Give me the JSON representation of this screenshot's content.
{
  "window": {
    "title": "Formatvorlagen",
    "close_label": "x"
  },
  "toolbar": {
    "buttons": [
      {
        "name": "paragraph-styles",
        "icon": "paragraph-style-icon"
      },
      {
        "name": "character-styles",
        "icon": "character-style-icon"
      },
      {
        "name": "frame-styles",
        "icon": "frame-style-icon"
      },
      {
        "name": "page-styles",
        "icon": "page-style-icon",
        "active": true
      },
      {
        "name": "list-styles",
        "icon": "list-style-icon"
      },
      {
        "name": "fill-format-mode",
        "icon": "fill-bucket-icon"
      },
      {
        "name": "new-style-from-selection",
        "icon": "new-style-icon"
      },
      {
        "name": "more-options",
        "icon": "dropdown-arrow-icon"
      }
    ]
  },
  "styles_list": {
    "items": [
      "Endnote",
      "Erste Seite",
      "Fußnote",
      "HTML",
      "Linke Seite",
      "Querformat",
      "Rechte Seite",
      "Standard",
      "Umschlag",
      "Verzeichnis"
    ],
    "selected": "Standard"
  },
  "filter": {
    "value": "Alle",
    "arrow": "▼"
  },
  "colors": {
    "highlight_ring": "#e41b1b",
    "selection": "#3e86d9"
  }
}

• Task instructions
Read through the entries and copy each line in which "fill" appears.

• Answer to this exercise
        "name": "fill-format-mode",
        "icon": "fill-bucket-icon"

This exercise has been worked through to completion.